| Aim of the exercise |
Filter the records below for the word "true". Copy each line that holds it.

| Given records |

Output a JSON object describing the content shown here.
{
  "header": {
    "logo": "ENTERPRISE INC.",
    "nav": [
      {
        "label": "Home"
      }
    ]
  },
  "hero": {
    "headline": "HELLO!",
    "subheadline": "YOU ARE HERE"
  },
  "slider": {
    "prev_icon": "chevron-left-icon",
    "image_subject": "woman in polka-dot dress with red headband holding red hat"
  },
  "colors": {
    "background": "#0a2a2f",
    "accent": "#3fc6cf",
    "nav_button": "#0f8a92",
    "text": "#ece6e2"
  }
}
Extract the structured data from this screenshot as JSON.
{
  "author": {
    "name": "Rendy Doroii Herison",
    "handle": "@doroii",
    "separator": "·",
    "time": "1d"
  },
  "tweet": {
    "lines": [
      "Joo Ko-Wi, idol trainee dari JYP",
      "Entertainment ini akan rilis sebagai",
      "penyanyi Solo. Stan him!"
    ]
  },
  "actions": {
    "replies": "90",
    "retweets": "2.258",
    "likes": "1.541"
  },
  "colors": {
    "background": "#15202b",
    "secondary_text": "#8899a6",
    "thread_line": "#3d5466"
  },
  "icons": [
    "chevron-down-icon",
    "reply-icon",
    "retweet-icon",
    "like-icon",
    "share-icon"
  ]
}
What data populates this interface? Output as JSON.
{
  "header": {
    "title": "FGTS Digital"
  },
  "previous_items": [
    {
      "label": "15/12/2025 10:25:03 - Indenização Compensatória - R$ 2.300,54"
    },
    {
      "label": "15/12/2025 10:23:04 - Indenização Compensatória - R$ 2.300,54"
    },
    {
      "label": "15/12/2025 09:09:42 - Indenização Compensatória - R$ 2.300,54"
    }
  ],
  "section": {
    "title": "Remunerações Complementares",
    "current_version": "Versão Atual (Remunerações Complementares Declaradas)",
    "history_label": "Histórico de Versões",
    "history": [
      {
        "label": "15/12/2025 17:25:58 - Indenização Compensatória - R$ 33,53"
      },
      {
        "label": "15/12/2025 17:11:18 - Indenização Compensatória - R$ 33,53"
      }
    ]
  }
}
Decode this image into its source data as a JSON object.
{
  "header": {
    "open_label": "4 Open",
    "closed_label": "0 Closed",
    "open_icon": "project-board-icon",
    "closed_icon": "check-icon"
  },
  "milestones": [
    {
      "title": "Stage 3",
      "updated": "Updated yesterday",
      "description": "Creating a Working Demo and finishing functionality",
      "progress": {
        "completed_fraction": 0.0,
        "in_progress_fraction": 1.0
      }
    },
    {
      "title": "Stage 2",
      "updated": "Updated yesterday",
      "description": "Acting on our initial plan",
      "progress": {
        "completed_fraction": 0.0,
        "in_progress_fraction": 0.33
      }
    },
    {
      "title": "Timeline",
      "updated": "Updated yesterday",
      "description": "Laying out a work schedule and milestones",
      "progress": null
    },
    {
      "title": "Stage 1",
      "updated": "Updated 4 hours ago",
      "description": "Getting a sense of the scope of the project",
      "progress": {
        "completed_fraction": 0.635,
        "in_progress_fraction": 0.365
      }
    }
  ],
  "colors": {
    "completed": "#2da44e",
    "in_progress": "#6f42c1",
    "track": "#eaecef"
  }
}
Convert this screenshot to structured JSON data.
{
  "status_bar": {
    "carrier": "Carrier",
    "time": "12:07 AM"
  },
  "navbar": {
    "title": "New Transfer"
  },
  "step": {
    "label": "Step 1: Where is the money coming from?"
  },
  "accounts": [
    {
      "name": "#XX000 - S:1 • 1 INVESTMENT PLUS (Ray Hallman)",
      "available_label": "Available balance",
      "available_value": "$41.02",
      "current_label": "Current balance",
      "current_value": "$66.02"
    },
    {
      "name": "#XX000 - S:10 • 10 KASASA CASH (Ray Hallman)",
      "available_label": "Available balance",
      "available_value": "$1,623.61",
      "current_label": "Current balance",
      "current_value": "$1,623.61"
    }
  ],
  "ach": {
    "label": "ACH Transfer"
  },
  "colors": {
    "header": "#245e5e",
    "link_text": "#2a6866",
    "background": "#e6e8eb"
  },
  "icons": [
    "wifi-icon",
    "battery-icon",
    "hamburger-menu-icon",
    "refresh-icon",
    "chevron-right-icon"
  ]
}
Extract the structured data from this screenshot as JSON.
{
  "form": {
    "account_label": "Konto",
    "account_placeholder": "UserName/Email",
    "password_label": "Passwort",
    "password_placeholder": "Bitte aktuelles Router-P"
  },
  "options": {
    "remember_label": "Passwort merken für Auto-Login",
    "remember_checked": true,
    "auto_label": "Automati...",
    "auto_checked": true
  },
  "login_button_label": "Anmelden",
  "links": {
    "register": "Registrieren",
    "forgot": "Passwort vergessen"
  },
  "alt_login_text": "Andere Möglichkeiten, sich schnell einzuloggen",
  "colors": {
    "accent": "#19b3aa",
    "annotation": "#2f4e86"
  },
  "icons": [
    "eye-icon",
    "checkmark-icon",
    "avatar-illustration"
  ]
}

| Task result |
    "remember_checked": true,
    "auto_checked": true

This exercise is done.